■ What needs to be done ■
Find every line of the listing below where "minimize" appears, and copy it.

Dataset items

·····

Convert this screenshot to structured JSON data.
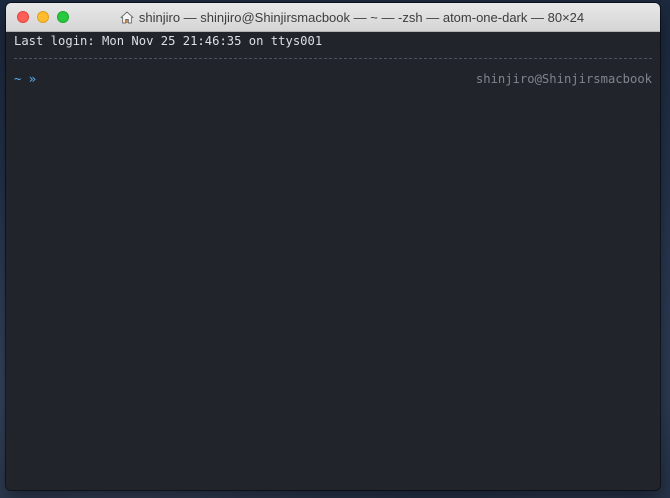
{
  "window": {
    "title": "shinjiro — shinjiro@Shinjirsmacbook — ~ — -zsh — atom-one-dark — 80×24",
    "title_icon": "home-icon",
    "controls": {
      "close": "close-button",
      "minimize": "minimize-button",
      "zoom": "zoom-button"
    }
  },
  "terminal": {
    "login_line": "Last login: Mon Nov 25 21:46:35 on ttys001",
    "prompt_dir": "~",
    "prompt_char": "»",
    "right_prompt": "shinjiro@Shinjirsmacbook"
  },
  "colors": {
    "background": "#21252b",
    "foreground": "#dcdfe4",
    "prompt": "#61afef",
    "right_prompt": "#7f848e",
    "close": "#fe5f57",
    "minimize": "#febc2e",
    "zoom": "#28c840"
  }
}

·····

■ Exercise result ■
      "minimize": "minimize-button",
    "minimize": "#febc2e",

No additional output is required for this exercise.